> [BRIEF]
All the data should come back exactly as it was given.

[Part of a data file]
---
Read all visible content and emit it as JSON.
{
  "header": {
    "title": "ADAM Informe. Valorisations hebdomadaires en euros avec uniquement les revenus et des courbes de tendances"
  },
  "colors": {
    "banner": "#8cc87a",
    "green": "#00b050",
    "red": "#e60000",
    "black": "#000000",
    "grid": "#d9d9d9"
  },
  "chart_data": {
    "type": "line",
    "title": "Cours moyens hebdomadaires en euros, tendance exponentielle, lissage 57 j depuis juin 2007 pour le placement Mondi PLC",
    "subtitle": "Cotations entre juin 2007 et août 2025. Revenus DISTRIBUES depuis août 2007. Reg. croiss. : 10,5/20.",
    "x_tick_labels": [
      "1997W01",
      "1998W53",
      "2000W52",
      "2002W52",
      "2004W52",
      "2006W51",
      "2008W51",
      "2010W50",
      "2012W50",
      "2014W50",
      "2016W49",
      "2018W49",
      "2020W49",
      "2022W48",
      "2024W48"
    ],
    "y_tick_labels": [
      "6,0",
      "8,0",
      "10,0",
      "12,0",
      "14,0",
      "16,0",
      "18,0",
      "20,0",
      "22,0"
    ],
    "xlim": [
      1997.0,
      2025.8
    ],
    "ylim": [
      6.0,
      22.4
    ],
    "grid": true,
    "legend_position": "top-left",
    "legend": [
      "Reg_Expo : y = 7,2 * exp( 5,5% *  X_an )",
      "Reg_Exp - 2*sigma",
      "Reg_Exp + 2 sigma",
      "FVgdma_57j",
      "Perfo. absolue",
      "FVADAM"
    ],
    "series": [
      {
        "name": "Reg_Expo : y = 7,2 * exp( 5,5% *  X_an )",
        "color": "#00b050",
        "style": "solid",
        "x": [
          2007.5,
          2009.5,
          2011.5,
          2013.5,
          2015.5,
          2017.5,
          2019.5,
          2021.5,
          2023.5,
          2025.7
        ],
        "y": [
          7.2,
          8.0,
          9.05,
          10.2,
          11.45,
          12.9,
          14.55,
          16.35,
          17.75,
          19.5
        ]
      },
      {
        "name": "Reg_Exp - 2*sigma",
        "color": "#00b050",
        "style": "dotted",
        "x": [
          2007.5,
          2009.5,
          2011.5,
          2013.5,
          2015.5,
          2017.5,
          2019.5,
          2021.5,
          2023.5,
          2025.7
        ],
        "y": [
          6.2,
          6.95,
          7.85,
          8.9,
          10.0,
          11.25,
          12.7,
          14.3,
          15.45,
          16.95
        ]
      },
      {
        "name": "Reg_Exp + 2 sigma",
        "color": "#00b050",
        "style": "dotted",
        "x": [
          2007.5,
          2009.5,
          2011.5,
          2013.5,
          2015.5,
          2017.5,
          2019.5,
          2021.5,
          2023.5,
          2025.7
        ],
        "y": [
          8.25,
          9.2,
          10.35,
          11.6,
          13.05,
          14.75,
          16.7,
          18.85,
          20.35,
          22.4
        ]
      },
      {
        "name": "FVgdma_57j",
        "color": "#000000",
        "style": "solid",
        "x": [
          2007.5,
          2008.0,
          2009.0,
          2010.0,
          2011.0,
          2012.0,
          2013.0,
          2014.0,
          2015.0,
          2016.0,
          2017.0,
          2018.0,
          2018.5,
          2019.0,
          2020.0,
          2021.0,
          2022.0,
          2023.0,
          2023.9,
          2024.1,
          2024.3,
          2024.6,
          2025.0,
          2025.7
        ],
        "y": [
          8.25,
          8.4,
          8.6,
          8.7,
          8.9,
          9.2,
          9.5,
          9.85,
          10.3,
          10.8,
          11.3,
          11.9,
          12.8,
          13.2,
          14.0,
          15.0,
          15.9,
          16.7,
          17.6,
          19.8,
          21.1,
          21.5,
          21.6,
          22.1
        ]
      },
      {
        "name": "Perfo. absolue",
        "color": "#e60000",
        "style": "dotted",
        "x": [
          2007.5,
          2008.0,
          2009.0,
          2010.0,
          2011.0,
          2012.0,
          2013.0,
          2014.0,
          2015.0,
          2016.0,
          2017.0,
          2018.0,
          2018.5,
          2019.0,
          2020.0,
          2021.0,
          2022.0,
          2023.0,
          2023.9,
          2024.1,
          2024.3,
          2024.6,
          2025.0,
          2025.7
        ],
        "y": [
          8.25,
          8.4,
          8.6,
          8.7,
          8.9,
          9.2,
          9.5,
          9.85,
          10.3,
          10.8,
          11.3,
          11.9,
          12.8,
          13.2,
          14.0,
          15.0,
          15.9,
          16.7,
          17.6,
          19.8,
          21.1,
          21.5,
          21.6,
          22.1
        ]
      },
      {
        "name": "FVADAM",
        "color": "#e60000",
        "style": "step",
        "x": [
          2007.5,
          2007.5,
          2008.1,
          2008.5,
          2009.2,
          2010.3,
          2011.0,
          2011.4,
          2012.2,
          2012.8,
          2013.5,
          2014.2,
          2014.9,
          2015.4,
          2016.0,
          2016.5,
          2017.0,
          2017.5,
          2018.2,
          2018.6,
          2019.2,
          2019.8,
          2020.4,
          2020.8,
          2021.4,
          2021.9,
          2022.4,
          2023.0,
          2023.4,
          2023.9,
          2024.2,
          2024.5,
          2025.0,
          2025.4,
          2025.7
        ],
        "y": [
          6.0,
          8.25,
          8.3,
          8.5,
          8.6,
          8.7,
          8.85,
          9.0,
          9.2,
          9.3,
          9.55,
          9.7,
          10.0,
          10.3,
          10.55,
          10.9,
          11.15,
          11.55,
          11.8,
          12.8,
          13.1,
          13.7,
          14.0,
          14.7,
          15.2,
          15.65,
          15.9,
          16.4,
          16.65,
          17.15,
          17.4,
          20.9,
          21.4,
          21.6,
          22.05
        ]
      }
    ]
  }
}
---
> [WRITTEN ANSWER]
Read all visible content and emit it as JSON.
{
  "header": {
    "title": "ADAM Informe. Valorisations hebdomadaires en euros avec uniquement les revenus et des courbes de tendances"
  },
  "colors": {
    "banner": "#8cc87a",
    "green": "#00b050",
    "red": "#e60000",
    "black": "#000000",
    "grid": "#d9d9d9"
  },
  "chart_data": {
    "type": "line",
    "title": "Cours moyens hebdomadaires en euros, tendance exponentielle, lissage 57 j depuis juin 2007 pour le placement Mondi PLC",
    "subtitle": "Cotations entre juin 2007 et août 2025. Revenus DISTRIBUES depuis août 2007. Reg. croiss. : 10,5/20.",
    "x_tick_labels": [
      "1997W01",
      "1998W53",
      "2000W52",
      "2002W52",
      "2004W52",
      "2006W51",
      "2008W51",
      "2010W50",
      "2012W50",
      "2014W50",
      "2016W49",
      "2018W49",
      "2020W49",
      "2022W48",
      "2024W48"
    ],
    "y_tick_labels": [
      "6,0",
      "8,0",
      "10,0",
      "12,0",
      "14,0",
      "16,0",
      "18,0",
      "20,0",
      "22,0"
    ],
    "xlim": [
      1997.0,
      2025.8
    ],
    "ylim": [
      6.0,
      22.4
    ],
    "grid": true,
    "legend_position": "top-left",
    "legend": [
      "Reg_Expo : y = 7,2 * exp( 5,5% *  X_an )",
      "Reg_Exp - 2*sigma",
      "Reg_Exp + 2 sigma",
      "FVgdma_57j",
      "Perfo. absolue",
      "FVADAM"
    ],
    "series": [
      {
        "name": "Reg_Expo : y = 7,2 * exp( 5,5% *  X_an )",
        "color": "#00b050",
        "style": "solid",
        "x": [
          2007.5,
          2009.5,
          2011.5,
          2013.5,
          2015.5,
          2017.5,
          2019.5,
          2021.5,
          2023.5,
          2025.7
        ],
        "y": [
          7.2,
          8.0,
          9.05,
          10.2,
          11.45,
          12.9,
          14.55,
          16.35,
          17.75,
          19.5
        ]
      },
      {
        "name": "Reg_Exp - 2*sigma",
        "color": "#00b050",
        "style": "dotted",
        "x": [
          2007.5,
          2009.5,
          2011.5,
          2013.5,
          2015.5,
          2017.5,
          2019.5,
          2021.5,
          2023.5,
          2025.7
        ],
        "y": [
          6.2,
          6.95,
          7.85,
          8.9,
          10.0,
          11.25,
          12.7,
          14.3,
          15.45,
          16.95
        ]
      },
      {
        "name": "Reg_Exp + 2 sigma",
        "color": "#00b050",
        "style": "dotted",
        "x": [
          2007.5,
          2009.5,
          2011.5,
          2013.5,
          2015.5,
          2017.5,
          2019.5,
          2021.5,
          2023.5,
          2025.7
        ],
        "y": [
          8.25,
          9.2,
          10.35,
          11.6,
          13.05,
          14.75,
          16.7,
          18.85,
          20.35,
          22.4
        ]
      },
      {
        "name": "FVgdma_57j",
        "color": "#000000",
        "style": "solid",
        "x": [
          2007.5,
          2008.0,
          2009.0,
          2010.0,
          2011.0,
          2012.0,
          2013.0,
          2014.0,
          2015.0,
          2016.0,
          2017.0,
          2018.0,
          2018.5,
          2019.0,
          2020.0,
          2021.0,
          2022.0,
          2023.0,
          2023.9,
          2024.1,
          2024.3,
          2024.6,
          2025.0,
          2025.7
        ],
        "y": [
          8.25,
          8.4,
          8.6,
          8.7,
          8.9,
          9.2,
          9.5,
          9.85,
          10.3,
          10.8,
          11.3,
          11.9,
          12.8,
          13.2,
          14.0,
          15.0,
          15.9,
          16.7,
          17.6,
          19.8,
          21.1,
          21.5,
          21.6,
          22.1
        ]
      },
      {
        "name": "Perfo. absolue",
        "color": "#e60000",
        "style": "dotted",
        "x": [
          2007.5,
          2008.0,
          2009.0,
          2010.0,
          2011.0,
          2012.0,
          2013.0,
          2014.0,
          2015.0,
          2016.0,
          2017.0,
          2018.0,
          2018.5,
          2019.0,
          2020.0,
          2021.0,
          2022.0,
          2023.0,
          2023.9,
          2024.1,
          2024.3,
          2024.6,
          2025.0,
          2025.7
        ],
        "y": [
          8.25,
          8.4,
          8.6,
          8.7,
          8.9,
          9.2,
          9.5,
          9.85,
          10.3,
          10.8,
          11.3,
          11.9,
          12.8,
          13.2,
          14.0,
          15.0,
          15.9,
          16.7,
          17.6,
          19.8,
          21.1,
          21.5,
          21.6,
          22.1
        ]
      },
      {
        "name": "FVADAM",
        "color": "#e60000",
        "style": "step",
        "x": [
          2007.5,
          2007.5,
          2008.1,
          2008.5,
          2009.2,
          2010.3,
          2011.0,
          2011.4,
          2012.2,
          2012.8,
          2013.5,
          2014.2,
          2014.9,
          2015.4,
          2016.0,
          2016.5,
          2017.0,
          2017.5,
          2018.2,
          2018.6,
          2019.2,
          2019.8,
          2020.4,
          2020.8,
          2021.4,
          2021.9,
          2022.4,
          2023.0,
          2023.4,
          2023.9,
          2024.2,
          2024.5,
          2025.0,
          2025.4,
          2025.7
        ],
        "y": [
          6.0,
          8.25,
          8.3,
          8.5,
          8.6,
          8.7,
          8.85,
          9.0,
          9.2,
          9.3,
          9.55,
          9.7,
          10.0,
          10.3,
          10.55,
          10.9,
          11.15,
          11.55,
          11.8,
          12.8,
          13.1,
          13.7,
          14.0,
          14.7,
          15.2,
          15.65,
          15.9,
          16.4,
          16.65,
          17.15,
          17.4,
          20.9,
          21.4,
          21.6,
          22.05
        ]
      }
    ]
  }
}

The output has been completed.